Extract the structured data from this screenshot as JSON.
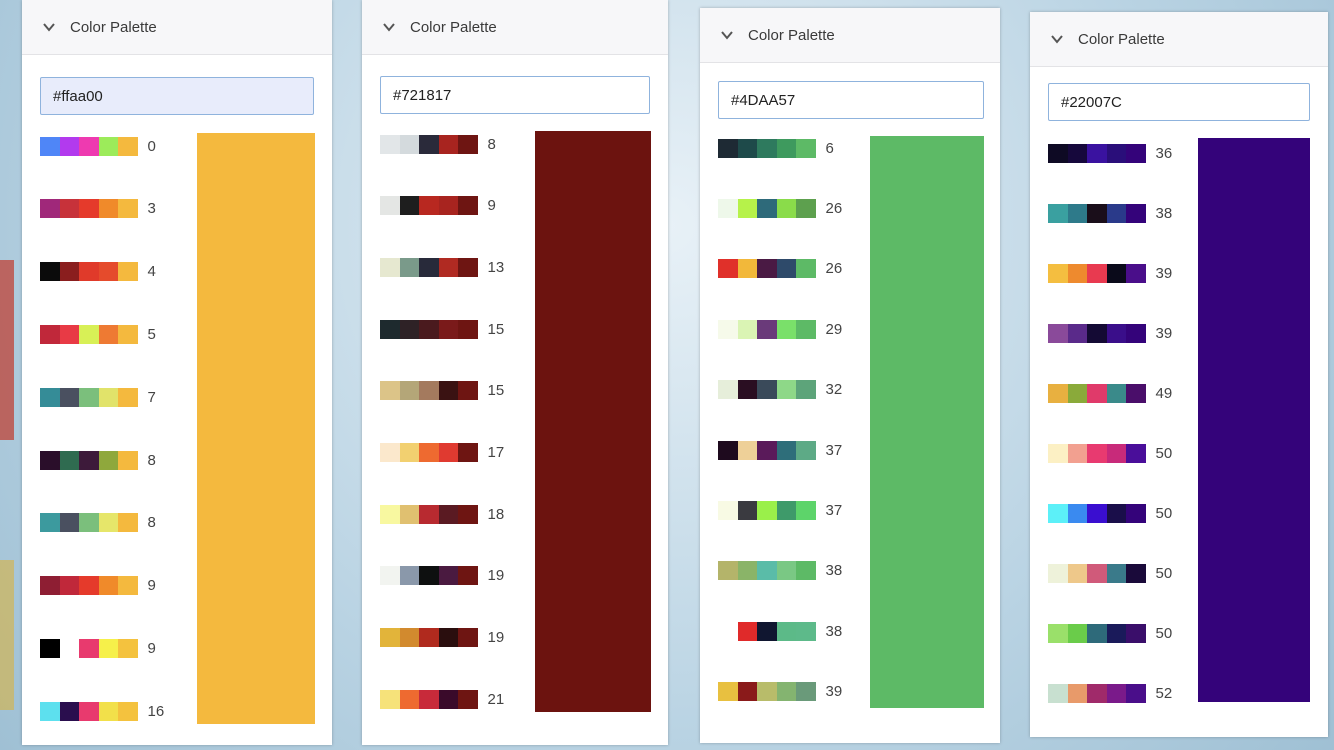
{
  "panels": [
    {
      "title": "Color Palette",
      "hex": "#ffaa00",
      "preview": "#F4B93E",
      "input_bg": "#e8ecfb",
      "rows": [
        {
          "colors": [
            "#4F86F7",
            "#B23AEE",
            "#EE3AB0",
            "#9CEB5A",
            "#F4B93E"
          ],
          "count": "0"
        },
        {
          "colors": [
            "#A0287A",
            "#C7323A",
            "#E53A2B",
            "#F08A2A",
            "#F4B93E"
          ],
          "count": "3"
        },
        {
          "colors": [
            "#0B0B0B",
            "#8A1E1E",
            "#E03A2A",
            "#E54B2C",
            "#F4B93E"
          ],
          "count": "4"
        },
        {
          "colors": [
            "#C0283A",
            "#E83A45",
            "#D8F056",
            "#EE7A33",
            "#F4B93E"
          ],
          "count": "5"
        },
        {
          "colors": [
            "#358C97",
            "#4A5060",
            "#7BBF7C",
            "#E1E36A",
            "#F4B93E"
          ],
          "count": "7"
        },
        {
          "colors": [
            "#2A0E2A",
            "#2F6B50",
            "#3D1A3A",
            "#8FA83C",
            "#F4B93E"
          ],
          "count": "8"
        },
        {
          "colors": [
            "#3C9A9E",
            "#4A5060",
            "#7BBF7C",
            "#E6E66A",
            "#F4B93E"
          ],
          "count": "8"
        },
        {
          "colors": [
            "#8E1E33",
            "#C0283A",
            "#E53A2B",
            "#F08A2A",
            "#F4B93E"
          ],
          "count": "9"
        },
        {
          "colors": [
            "#000000",
            "#FFFFFF",
            "#E83A6E",
            "#F6F04A",
            "#F4C23E"
          ],
          "count": "9"
        },
        {
          "colors": [
            "#5DE0EE",
            "#2A0E4E",
            "#E83A6E",
            "#F2E04A",
            "#F4C23E"
          ],
          "count": "16"
        }
      ]
    },
    {
      "title": "Color Palette",
      "hex": "#721817",
      "preview": "#6C130F",
      "input_bg": "#ffffff",
      "rows": [
        {
          "colors": [
            "#E2E6E8",
            "#D4DADD",
            "#2A2A3A",
            "#A8241F",
            "#6E1512"
          ],
          "count": "8"
        },
        {
          "colors": [
            "#E4E6E4",
            "#1E1E1E",
            "#B82820",
            "#A8241F",
            "#6E1512"
          ],
          "count": "9"
        },
        {
          "colors": [
            "#E6E8D0",
            "#7A9A8A",
            "#282A3A",
            "#B02A22",
            "#6E1512"
          ],
          "count": "13"
        },
        {
          "colors": [
            "#1E2A2E",
            "#2E2226",
            "#4A1A1E",
            "#7A1A1A",
            "#6E1512"
          ],
          "count": "15"
        },
        {
          "colors": [
            "#DCC488",
            "#B4A678",
            "#A47A5E",
            "#3A1212",
            "#6E1512"
          ],
          "count": "15"
        },
        {
          "colors": [
            "#FBE8CC",
            "#F2D070",
            "#EE6A30",
            "#E03A30",
            "#6E1512"
          ],
          "count": "17"
        },
        {
          "colors": [
            "#F8F8A0",
            "#E0C070",
            "#B82A30",
            "#5A1A22",
            "#6E1512"
          ],
          "count": "18"
        },
        {
          "colors": [
            "#F2F4F0",
            "#8A98AA",
            "#0E1010",
            "#4A1A40",
            "#6E1512"
          ],
          "count": "19"
        },
        {
          "colors": [
            "#E2B43A",
            "#D28A2E",
            "#B02A1E",
            "#2A0E0E",
            "#6E1512"
          ],
          "count": "19"
        },
        {
          "colors": [
            "#F6E27A",
            "#EE6A30",
            "#C82A3A",
            "#3A0A2A",
            "#6E1512"
          ],
          "count": "21"
        }
      ]
    },
    {
      "title": "Color Palette",
      "hex": "#4DAA57",
      "preview": "#5DBA66",
      "input_bg": "#ffffff",
      "rows": [
        {
          "colors": [
            "#1E2A34",
            "#1E4A4A",
            "#2E7A5E",
            "#3E9A5E",
            "#5DBA66"
          ],
          "count": "6"
        },
        {
          "colors": [
            "#EEF8EA",
            "#B6F24A",
            "#2E6A7A",
            "#8ADC4A",
            "#5DA04E"
          ],
          "count": "26"
        },
        {
          "colors": [
            "#E0302A",
            "#F2B83A",
            "#4A1A44",
            "#2E4A6A",
            "#5DBA66"
          ],
          "count": "26"
        },
        {
          "colors": [
            "#F6FAEA",
            "#DAF4B4",
            "#6A3A7A",
            "#7AE06A",
            "#5DBA66"
          ],
          "count": "29"
        },
        {
          "colors": [
            "#E6EEDA",
            "#2A0E22",
            "#3A4A5A",
            "#8ED888",
            "#5DA47A"
          ],
          "count": "32"
        },
        {
          "colors": [
            "#1E0A1E",
            "#EED098",
            "#5A1A5A",
            "#2E6E7A",
            "#5DAA86"
          ],
          "count": "37"
        },
        {
          "colors": [
            "#F8FAE4",
            "#3A3A40",
            "#9AF04A",
            "#3E9A6A",
            "#5DD46A"
          ],
          "count": "37"
        },
        {
          "colors": [
            "#B4B46A",
            "#8AB468",
            "#5ABCA8",
            "#7AC884",
            "#5DBA66"
          ],
          "count": "38"
        },
        {
          "colors": [
            "#FFFFFF",
            "#E02A2A",
            "#101630",
            "#5CBA88",
            "#5DBA8A"
          ],
          "count": "38"
        },
        {
          "colors": [
            "#E8C040",
            "#8A1A1A",
            "#B8BC6A",
            "#84B470",
            "#6A9A7A"
          ],
          "count": "39"
        }
      ]
    },
    {
      "title": "Color Palette",
      "hex": "#22007C",
      "preview": "#34037A",
      "input_bg": "#ffffff",
      "rows": [
        {
          "colors": [
            "#0E0A24",
            "#16083C",
            "#3A12A0",
            "#2A0E7A",
            "#34037A"
          ],
          "count": "36"
        },
        {
          "colors": [
            "#3AA0A0",
            "#2E7A8A",
            "#1A0E1A",
            "#2A3A8A",
            "#34037A"
          ],
          "count": "38"
        },
        {
          "colors": [
            "#F4BE40",
            "#EE8A2E",
            "#E83A50",
            "#0A0A1A",
            "#4A0E8A"
          ],
          "count": "39"
        },
        {
          "colors": [
            "#8A4A9A",
            "#5A2A8A",
            "#140A34",
            "#3A0E8A",
            "#34037A"
          ],
          "count": "39"
        },
        {
          "colors": [
            "#E8B040",
            "#8AAA3A",
            "#E03A6A",
            "#3A8A8A",
            "#4A0E6A"
          ],
          "count": "49"
        },
        {
          "colors": [
            "#FCF0C4",
            "#F2A090",
            "#E83A70",
            "#C82A7A",
            "#4A0E9A"
          ],
          "count": "50"
        },
        {
          "colors": [
            "#5CF0F8",
            "#3A8AF0",
            "#3A0ED0",
            "#1A0E4A",
            "#34037A"
          ],
          "count": "50"
        },
        {
          "colors": [
            "#EEF2DA",
            "#EEC88A",
            "#D05A7A",
            "#3A7A8A",
            "#1A0A3A"
          ],
          "count": "50"
        },
        {
          "colors": [
            "#9AE06A",
            "#6ACC4A",
            "#2E6A7A",
            "#1A1A5A",
            "#3A0E6A"
          ],
          "count": "50"
        },
        {
          "colors": [
            "#C8E0D0",
            "#E89A6A",
            "#A02A6A",
            "#7A1A8A",
            "#4A0E8A"
          ],
          "count": "52"
        }
      ]
    }
  ]
}
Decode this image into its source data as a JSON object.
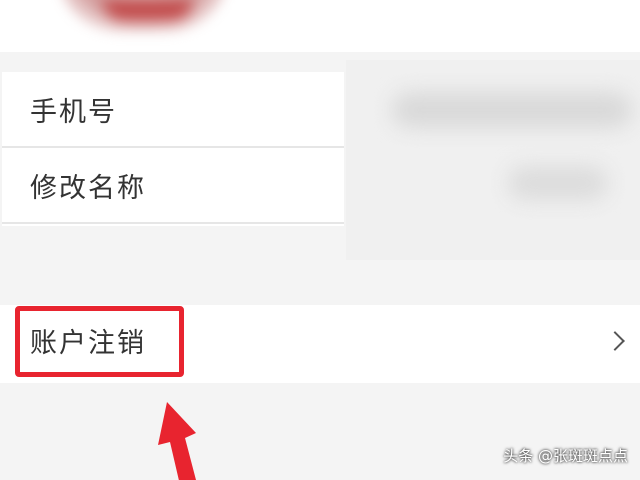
━━━━━━━━━━━━━━━━
Directions for this task » Print each record exactly as it stands, leaving the images out.

Solved exercise »
Extract the structured data from this screenshot as JSON.
{
  "panels": [
    {
      "title": "Color Palette",
      "hex": "#ffaa00",
      "preview": "#F4B93E",
      "input_bg": "#e8ecfb",
      "rows": [
        {
          "colors": [
            "#4F86F7",
            "#B23AEE",
            "#EE3AB0",
            "#9CEB5A",
            "#F4B93E"
          ],
          "count": "0"
        },
        {
          "colors": [
            "#A0287A",
            "#C7323A",
            "#E53A2B",
            "#F08A2A",
            "#F4B93E"
          ],
          "count": "3"
        },
        {
          "colors": [
            "#0B0B0B",
            "#8A1E1E",
            "#E03A2A",
            "#E54B2C",
            "#F4B93E"
          ],
          "count": "4"
        },
        {
          "colors": [
            "#C0283A",
            "#E83A45",
            "#D8F056",
            "#EE7A33",
            "#F4B93E"
          ],
          "count": "5"
        },
        {
          "colors": [
            "#358C97",
            "#4A5060",
            "#7BBF7C",
            "#E1E36A",
            "#F4B93E"
          ],
          "count": "7"
        },
        {
          "colors": [
            "#2A0E2A",
            "#2F6B50",
            "#3D1A3A",
            "#8FA83C",
            "#F4B93E"
          ],
          "count": "8"
        },
        {
          "colors": [
            "#3C9A9E",
            "#4A5060",
            "#7BBF7C",
            "#E6E66A",
            "#F4B93E"
          ],
          "count": "8"
        },
        {
          "colors": [
            "#8E1E33",
            "#C0283A",
            "#E53A2B",
            "#F08A2A",
            "#F4B93E"
          ],
          "count": "9"
        },
        {
          "colors": [
            "#000000",
            "#FFFFFF",
            "#E83A6E",
            "#F6F04A",
            "#F4C23E"
          ],
          "count": "9"
        },
        {
          "colors": [
            "#5DE0EE",
            "#2A0E4E",
            "#E83A6E",
            "#F2E04A",
            "#F4C23E"
          ],
          "count": "16"
        }
      ]
    },
    {
      "title": "Color Palette",
      "hex": "#721817",
      "preview": "#6C130F",
      "input_bg": "#ffffff",
      "rows": [
        {
          "colors": [
            "#E2E6E8",
            "#D4DADD",
            "#2A2A3A",
            "#A8241F",
            "#6E1512"
          ],
          "count": "8"
        },
        {
          "colors": [
            "#E4E6E4",
            "#1E1E1E",
            "#B82820",
            "#A8241F",
            "#6E1512"
          ],
          "count": "9"
        },
        {
          "colors": [
            "#E6E8D0",
            "#7A9A8A",
            "#282A3A",
            "#B02A22",
            "#6E1512"
          ],
          "count": "13"
        },
        {
          "colors": [
            "#1E2A2E",
            "#2E2226",
            "#4A1A1E",
            "#7A1A1A",
            "#6E1512"
          ],
          "count": "15"
        },
        {
          "colors": [
            "#DCC488",
            "#B4A678",
            "#A47A5E",
            "#3A1212",
            "#6E1512"
          ],
          "count": "15"
        },
        {
          "colors": [
            "#FBE8CC",
            "#F2D070",
            "#EE6A30",
            "#E03A30",
            "#6E1512"
          ],
          "count": "17"
        },
        {
          "colors": [
            "#F8F8A0",
            "#E0C070",
            "#B82A30",
            "#5A1A22",
            "#6E1512"
          ],
          "count": "18"
        },
        {
          "colors": [
            "#F2F4F0",
            "#8A98AA",
            "#0E1010",
            "#4A1A40",
            "#6E1512"
          ],
          "count": "19"
        },
        {
          "colors": [
            "#E2B43A",
            "#D28A2E",
            "#B02A1E",
            "#2A0E0E",
            "#6E1512"
          ],
          "count": "19"
        },
        {
          "colors": [
            "#F6E27A",
            "#EE6A30",
            "#C82A3A",
            "#3A0A2A",
            "#6E1512"
          ],
          "count": "21"
        }
      ]
    },
    {
      "title": "Color Palette",
      "hex": "#4DAA57",
      "preview": "#5DBA66",
      "input_bg": "#ffffff",
      "rows": [
        {
          "colors": [
            "#1E2A34",
            "#1E4A4A",
            "#2E7A5E",
            "#3E9A5E",
            "#5DBA66"
          ],
          "count": "6"
        },
        {
          "colors": [
            "#EEF8EA",
            "#B6F24A",
            "#2E6A7A",
            "#8ADC4A",
            "#5DA04E"
          ],
          "count": "26"
        },
        {
          "colors": [
            "#E0302A",
            "#F2B83A",
            "#4A1A44",
            "#2E4A6A",
            "#5DBA66"
          ],
          "count": "26"
        },
        {
          "colors": [
            "#F6FAEA",
            "#DAF4B4",
            "#6A3A7A",
            "#7AE06A",
            "#5DBA66"
          ],
          "count": "29"
        },
        {
          "colors": [
            "#E6EEDA",
            "#2A0E22",
            "#3A4A5A",
            "#8ED888",
            "#5DA47A"
          ],
          "count": "32"
        },
        {
          "colors": [
            "#1E0A1E",
            "#EED098",
            "#5A1A5A",
            "#2E6E7A",
            "#5DAA86"
          ],
          "count": "37"
        },
        {
          "colors": [
            "#F8FAE4",
            "#3A3A40",
            "#9AF04A",
            "#3E9A6A",
            "#5DD46A"
          ],
          "count": "37"
        },
        {
          "colors": [
            "#B4B46A",
            "#8AB468",
            "#5ABCA8",
            "#7AC884",
            "#5DBA66"
          ],
          "count": "38"
        },
        {
          "colors": [
            "#FFFFFF",
            "#E02A2A",
            "#101630",
            "#5CBA88",
            "#5DBA8A"
          ],
          "count": "38"
        },
        {
          "colors": [
            "#E8C040",
            "#8A1A1A",
            "#B8BC6A",
            "#84B470",
            "#6A9A7A"
          ],
          "count": "39"
        }
      ]
    },
    {
      "title": "Color Palette",
      "hex": "#22007C",
      "preview": "#34037A",
      "input_bg": "#ffffff",
      "rows": [
        {
          "colors": [
            "#0E0A24",
            "#16083C",
            "#3A12A0",
            "#2A0E7A",
            "#34037A"
          ],
          "count": "36"
        },
        {
          "colors": [
            "#3AA0A0",
            "#2E7A8A",
            "#1A0E1A",
            "#2A3A8A",
            "#34037A"
          ],
          "count": "38"
        },
        {
          "colors": [
            "#F4BE40",
            "#EE8A2E",
            "#E83A50",
            "#0A0A1A",
            "#4A0E8A"
          ],
          "count": "39"
        },
        {
          "colors": [
            "#8A4A9A",
            "#5A2A8A",
            "#140A34",
            "#3A0E8A",
            "#34037A"
          ],
          "count": "39"
        },
        {
          "colors": [
            "#E8B040",
            "#8AAA3A",
            "#E03A6A",
            "#3A8A8A",
            "#4A0E6A"
          ],
          "count": "49"
        },
        {
          "colors": [
            "#FCF0C4",
            "#F2A090",
            "#E83A70",
            "#C82A7A",
            "#4A0E9A"
          ],
          "count": "50"
        },
        {
          "colors": [
            "#5CF0F8",
            "#3A8AF0",
            "#3A0ED0",
            "#1A0E4A",
            "#34037A"
          ],
          "count": "50"
        },
        {
          "colors": [
            "#EEF2DA",
            "#EEC88A",
            "#D05A7A",
            "#3A7A8A",
            "#1A0A3A"
          ],
          "count": "50"
        },
        {
          "colors": [
            "#9AE06A",
            "#6ACC4A",
            "#2E6A7A",
            "#1A1A5A",
            "#3A0E6A"
          ],
          "count": "50"
        },
        {
          "colors": [
            "#C8E0D0",
            "#E89A6A",
            "#A02A6A",
            "#7A1A8A",
            "#4A0E8A"
          ],
          "count": "52"
        }
      ]
    }
  ]
}
Decode this image into its source data as a JSON object.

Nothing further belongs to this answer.